**DOCUMENT TEXT:**
+ + +

Google Launches Wireless Service Project Fi, Sign Up Now
It has been rumored for months on end that Google would be looking to shake up the carrier market by launching its own, largely Wi-Fi-dependent service, and today, it has been officially unveiled. Full details below.
Over the past few months, many credible sources have offered details on what Google’s carrier might look like, and aside from the fact that it would take advantage of the ubiquity of Wi-Fi hotspots, we also learned that it would piggyback T-Mobile and Sprint’s cellular networks.
As per the official announcement of “Project Fi,” we now know these notions to be true, and while many will be keen to jump on board and try it out, there are one or two catches for the time being.
First and foremost, you’ll need to be in ownership of the Nexus 6. If you don’t happen to have access to this handset, then you won’t be able to try Project Fi, and even if you do, you will need to secure an invitation.
Google’s invitation system has been a mainstay ever since the very early beta days of Gmail, but if you do meet the prerequisite of a Nexus 6, we’ll continue with details on how you can sign up for an invite a little later on in the post.
The key aspect of Project Fi is pricing. The model is very different to most of the pre-existing plans from the biggest carriers, and is one that may appeal to users who’ve varying data usage habits. You pay a $20 flat fee for calls and texts, and $10 per GB of data, which, at first glance, doesn’t seem particularly revolutionary.
However, where most carriers will remove any unused data as you roll over to the next month, Google’s system lets you utilize only what you pay for. So if you pay $40 for 4GB of data, but only use 2GB, you get $20 back, and where many plans tend to discourage / outright ban the use of tethering, Google’s Project Fi data plan permits you to use your device as a Wi-Fi hotspot.
The whole system is linked closely with Google Hangouts, so you can make calls / send messages to tablets and computers that include the Hangouts software, and if you’re looking to try Project Fi, you can request an invitation by going here, and log in with your Gmail address before subsequently clicking the ‘Request An Invite’ button.

+ + +

**SOURCE MATERIAL:**
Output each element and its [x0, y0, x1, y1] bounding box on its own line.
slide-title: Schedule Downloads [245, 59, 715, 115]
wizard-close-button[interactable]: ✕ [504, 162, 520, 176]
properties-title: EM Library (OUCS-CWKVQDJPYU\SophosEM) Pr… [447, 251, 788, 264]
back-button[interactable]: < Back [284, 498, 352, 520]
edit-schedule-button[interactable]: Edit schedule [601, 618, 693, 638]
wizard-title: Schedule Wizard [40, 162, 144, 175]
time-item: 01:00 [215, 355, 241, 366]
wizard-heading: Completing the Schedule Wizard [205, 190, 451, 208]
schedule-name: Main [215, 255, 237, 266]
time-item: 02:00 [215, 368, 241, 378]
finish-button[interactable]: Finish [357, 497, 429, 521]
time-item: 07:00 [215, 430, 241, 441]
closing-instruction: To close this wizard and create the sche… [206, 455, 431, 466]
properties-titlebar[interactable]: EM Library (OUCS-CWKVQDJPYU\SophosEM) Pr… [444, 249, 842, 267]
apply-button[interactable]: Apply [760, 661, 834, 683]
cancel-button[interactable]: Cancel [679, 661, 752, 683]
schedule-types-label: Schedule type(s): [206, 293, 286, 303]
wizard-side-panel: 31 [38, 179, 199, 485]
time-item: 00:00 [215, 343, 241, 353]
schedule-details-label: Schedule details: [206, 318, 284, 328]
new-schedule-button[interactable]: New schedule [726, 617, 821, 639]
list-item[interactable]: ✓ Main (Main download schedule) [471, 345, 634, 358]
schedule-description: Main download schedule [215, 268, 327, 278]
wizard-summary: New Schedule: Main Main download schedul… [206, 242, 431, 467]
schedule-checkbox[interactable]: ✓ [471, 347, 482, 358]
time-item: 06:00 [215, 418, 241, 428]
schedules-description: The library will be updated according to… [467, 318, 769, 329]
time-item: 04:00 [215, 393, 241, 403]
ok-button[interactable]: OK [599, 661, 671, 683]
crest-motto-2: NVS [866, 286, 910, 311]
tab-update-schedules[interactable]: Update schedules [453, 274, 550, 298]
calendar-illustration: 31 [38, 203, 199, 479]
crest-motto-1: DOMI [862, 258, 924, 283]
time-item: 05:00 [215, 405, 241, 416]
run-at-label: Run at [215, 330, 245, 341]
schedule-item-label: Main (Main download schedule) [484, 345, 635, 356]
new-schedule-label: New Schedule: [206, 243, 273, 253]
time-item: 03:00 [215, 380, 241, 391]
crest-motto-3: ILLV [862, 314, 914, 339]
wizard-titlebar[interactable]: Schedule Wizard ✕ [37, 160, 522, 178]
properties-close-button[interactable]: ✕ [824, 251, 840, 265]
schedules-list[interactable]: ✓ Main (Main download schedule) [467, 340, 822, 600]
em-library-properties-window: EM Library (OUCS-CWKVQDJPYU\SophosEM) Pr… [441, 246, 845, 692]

+ + +

**THE PROBLEM:**
Answer these questions from the Project Fi article:
(a) Which two cellular networks does the service piggyback?
(b) Which handset must you own to try Project Fi?
(c) What does the plan charge for calls and texts, and what does it charge for data?

**COMPLETED EXERCISE:**
(a) T-Mobile and Sprint.
(b) The Nexus 6.
(c) A $20 flat fee for calls and texts, and $10 per GB of data.